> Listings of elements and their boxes
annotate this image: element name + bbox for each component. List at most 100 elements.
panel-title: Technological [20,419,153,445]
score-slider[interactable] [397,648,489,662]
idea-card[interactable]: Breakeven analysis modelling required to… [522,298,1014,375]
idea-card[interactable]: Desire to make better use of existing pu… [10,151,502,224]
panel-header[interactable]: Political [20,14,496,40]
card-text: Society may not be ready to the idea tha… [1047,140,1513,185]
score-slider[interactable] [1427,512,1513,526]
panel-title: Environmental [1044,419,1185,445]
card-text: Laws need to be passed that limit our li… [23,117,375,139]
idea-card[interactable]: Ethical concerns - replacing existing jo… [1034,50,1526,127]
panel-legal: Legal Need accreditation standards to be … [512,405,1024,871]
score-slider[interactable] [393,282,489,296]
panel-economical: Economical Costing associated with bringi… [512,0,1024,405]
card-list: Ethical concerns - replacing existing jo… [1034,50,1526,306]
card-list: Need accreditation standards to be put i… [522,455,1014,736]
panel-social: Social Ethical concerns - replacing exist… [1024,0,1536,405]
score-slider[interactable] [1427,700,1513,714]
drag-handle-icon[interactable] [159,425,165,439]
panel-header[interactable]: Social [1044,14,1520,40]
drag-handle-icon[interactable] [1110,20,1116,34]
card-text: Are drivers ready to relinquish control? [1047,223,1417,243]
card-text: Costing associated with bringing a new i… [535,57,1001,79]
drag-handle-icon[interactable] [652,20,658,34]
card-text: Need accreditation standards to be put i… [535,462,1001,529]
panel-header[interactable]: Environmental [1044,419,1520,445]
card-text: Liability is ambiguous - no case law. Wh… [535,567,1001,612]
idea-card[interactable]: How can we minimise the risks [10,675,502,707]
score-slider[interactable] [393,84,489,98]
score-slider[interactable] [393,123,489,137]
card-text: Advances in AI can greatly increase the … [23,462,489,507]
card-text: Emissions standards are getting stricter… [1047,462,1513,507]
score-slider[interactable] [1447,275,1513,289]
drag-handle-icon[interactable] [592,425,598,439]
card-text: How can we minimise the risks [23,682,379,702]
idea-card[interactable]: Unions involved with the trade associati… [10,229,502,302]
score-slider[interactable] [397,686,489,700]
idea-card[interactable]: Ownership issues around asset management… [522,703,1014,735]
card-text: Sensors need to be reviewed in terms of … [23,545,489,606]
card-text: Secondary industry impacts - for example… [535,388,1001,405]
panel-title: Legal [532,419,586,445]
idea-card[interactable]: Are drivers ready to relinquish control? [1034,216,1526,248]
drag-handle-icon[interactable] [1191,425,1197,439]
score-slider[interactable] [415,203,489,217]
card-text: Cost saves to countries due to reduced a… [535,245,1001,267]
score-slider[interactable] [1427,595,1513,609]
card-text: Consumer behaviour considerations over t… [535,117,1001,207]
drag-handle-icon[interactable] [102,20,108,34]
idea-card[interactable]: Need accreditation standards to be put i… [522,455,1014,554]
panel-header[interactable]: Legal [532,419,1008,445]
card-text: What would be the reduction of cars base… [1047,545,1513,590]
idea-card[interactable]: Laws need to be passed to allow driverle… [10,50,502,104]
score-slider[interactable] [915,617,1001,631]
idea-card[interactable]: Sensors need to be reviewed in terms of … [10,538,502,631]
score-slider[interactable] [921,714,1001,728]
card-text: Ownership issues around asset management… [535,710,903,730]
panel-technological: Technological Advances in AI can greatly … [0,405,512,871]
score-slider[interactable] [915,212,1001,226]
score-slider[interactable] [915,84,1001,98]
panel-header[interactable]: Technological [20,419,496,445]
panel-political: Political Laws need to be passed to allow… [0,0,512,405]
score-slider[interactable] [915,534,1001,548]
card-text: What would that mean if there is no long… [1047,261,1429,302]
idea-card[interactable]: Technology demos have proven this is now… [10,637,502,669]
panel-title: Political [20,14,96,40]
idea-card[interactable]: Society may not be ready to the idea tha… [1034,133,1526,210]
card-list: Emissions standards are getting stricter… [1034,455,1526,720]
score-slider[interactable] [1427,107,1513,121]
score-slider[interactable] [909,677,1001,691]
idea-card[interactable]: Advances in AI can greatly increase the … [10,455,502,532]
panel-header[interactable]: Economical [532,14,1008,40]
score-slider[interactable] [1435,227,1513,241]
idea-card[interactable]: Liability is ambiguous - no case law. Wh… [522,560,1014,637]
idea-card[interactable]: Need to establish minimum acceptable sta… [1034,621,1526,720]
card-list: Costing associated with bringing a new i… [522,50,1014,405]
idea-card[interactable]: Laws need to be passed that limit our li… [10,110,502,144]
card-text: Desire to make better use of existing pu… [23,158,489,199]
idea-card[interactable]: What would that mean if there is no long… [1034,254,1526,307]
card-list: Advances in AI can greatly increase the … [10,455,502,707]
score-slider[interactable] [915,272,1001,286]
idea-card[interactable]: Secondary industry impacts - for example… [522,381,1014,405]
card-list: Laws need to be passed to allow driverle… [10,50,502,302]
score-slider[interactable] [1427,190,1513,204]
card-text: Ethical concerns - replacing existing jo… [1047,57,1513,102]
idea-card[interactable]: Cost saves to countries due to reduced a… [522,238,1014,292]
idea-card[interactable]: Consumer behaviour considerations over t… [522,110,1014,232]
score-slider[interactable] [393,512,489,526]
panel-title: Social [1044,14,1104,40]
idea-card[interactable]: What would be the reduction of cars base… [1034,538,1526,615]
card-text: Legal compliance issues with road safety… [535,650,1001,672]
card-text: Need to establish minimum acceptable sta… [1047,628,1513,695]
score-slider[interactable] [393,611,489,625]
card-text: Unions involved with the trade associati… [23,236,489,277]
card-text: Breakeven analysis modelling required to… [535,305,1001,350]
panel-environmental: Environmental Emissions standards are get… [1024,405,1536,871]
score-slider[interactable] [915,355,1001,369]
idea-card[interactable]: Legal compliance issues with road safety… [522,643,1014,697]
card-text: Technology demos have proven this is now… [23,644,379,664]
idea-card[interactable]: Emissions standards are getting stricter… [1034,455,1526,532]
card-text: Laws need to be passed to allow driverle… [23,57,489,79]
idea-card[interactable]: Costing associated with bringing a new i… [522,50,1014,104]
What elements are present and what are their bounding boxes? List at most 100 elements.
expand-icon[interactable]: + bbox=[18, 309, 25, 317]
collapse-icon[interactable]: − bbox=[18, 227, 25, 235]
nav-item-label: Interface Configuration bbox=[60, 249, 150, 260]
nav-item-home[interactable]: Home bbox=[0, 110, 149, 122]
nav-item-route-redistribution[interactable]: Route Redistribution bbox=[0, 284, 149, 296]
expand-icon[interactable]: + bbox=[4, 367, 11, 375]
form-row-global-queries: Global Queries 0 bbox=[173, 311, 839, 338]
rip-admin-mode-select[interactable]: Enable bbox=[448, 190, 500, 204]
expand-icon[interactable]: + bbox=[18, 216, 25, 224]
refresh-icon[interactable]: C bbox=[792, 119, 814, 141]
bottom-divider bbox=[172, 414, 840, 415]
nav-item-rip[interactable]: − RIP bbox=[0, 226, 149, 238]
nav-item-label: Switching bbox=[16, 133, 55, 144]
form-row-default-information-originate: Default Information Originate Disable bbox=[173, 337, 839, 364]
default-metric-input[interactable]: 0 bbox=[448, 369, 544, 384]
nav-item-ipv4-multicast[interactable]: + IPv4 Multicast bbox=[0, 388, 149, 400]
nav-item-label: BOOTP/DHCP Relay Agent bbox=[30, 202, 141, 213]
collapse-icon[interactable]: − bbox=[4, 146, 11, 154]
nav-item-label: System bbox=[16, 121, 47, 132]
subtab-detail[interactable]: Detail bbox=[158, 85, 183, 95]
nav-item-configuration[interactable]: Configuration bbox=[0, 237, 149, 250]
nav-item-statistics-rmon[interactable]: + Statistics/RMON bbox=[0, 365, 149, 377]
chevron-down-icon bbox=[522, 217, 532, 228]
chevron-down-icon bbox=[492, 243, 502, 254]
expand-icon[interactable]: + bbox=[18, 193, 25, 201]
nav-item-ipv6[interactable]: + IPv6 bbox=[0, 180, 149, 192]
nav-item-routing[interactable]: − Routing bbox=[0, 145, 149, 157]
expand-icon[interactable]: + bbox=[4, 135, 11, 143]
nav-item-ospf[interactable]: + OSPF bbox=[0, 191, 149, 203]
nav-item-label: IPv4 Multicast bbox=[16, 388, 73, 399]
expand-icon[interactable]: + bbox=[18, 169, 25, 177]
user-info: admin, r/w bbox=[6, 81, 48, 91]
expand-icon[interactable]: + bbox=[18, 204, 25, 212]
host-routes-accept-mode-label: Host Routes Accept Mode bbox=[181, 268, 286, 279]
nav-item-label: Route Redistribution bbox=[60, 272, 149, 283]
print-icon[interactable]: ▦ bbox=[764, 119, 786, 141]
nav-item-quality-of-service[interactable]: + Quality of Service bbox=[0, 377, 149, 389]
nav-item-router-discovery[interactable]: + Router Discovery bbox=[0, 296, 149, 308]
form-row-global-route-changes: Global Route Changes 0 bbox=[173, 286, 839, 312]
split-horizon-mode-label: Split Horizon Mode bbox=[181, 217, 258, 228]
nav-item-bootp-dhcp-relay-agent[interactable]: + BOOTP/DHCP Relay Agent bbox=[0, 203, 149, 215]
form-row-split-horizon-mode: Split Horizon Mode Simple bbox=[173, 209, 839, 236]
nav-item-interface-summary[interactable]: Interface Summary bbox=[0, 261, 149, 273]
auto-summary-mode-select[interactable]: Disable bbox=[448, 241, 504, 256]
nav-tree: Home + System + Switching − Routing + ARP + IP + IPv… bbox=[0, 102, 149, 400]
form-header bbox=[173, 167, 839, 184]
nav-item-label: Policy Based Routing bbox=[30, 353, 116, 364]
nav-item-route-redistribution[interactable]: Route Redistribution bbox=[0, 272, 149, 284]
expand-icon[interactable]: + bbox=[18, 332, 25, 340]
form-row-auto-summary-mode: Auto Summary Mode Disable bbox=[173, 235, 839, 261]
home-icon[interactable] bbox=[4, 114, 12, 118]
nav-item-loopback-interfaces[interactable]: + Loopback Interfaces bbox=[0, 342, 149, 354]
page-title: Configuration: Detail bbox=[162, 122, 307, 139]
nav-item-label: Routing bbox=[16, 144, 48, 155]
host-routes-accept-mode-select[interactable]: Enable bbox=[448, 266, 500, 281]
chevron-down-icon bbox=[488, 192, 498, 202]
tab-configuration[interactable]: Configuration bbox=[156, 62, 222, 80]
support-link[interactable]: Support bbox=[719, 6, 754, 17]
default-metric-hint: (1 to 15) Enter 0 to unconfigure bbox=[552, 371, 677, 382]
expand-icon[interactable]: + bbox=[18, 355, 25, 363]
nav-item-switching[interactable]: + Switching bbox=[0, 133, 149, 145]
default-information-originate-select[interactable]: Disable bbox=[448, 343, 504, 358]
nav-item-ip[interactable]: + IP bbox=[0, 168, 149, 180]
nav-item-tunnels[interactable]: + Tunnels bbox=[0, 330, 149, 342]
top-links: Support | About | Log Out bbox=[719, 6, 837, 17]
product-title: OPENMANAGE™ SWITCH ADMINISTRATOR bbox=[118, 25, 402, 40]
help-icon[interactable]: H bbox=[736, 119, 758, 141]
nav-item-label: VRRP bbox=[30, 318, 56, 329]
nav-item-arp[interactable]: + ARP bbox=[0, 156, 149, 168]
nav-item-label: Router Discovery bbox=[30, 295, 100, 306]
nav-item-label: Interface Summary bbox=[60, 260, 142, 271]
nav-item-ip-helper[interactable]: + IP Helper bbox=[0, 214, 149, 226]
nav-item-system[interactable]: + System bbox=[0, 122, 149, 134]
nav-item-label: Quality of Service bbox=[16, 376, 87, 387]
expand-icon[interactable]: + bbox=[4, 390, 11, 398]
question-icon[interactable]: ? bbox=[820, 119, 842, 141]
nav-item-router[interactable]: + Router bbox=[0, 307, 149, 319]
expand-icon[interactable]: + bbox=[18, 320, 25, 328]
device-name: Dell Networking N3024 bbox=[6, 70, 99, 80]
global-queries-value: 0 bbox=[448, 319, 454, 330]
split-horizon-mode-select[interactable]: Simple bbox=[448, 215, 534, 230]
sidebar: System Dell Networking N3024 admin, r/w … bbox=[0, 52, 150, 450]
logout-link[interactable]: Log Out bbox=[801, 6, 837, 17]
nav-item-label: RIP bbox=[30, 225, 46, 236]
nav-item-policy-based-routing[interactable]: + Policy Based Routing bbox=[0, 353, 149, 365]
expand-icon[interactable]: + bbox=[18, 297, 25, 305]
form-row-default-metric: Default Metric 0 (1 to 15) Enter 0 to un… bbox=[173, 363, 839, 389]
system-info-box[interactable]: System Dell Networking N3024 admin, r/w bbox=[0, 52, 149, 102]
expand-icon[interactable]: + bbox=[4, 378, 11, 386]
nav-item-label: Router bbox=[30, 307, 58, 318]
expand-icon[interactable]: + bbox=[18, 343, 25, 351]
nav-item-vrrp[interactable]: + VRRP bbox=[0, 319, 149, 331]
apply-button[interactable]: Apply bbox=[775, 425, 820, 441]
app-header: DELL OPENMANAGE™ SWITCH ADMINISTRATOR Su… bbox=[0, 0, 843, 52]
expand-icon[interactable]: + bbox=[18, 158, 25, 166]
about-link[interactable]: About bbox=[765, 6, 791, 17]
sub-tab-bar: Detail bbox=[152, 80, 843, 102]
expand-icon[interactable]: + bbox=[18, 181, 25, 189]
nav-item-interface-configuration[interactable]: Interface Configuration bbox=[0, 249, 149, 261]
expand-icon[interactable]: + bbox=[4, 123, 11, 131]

> Your task
Please return the lines word for word, starting at the first line and ending at the line that contains "card-list: Ethical concerns", with both of those lines included.

> Solution for this task
annotate this image: element name + bbox for each component. List at most 100 elements.
panel-title: Technological [20,419,153,445]
score-slider[interactable] [397,648,489,662]
idea-card[interactable]: Breakeven analysis modelling required to… [522,298,1014,375]
idea-card[interactable]: Desire to make better use of existing pu… [10,151,502,224]
panel-header[interactable]: Political [20,14,496,40]
card-text: Society may not be ready to the idea tha… [1047,140,1513,185]
score-slider[interactable] [1427,512,1513,526]
panel-title: Environmental [1044,419,1185,445]
card-text: Laws need to be passed that limit our li… [23,117,375,139]
idea-card[interactable]: Ethical concerns - replacing existing jo… [1034,50,1526,127]
panel-legal: Legal Need accreditation standards to be … [512,405,1024,871]
score-slider[interactable] [393,282,489,296]
panel-economical: Economical Costing associated with bringi… [512,0,1024,405]
card-list: Ethical concerns - replacing existing jo… [1034,50,1526,306]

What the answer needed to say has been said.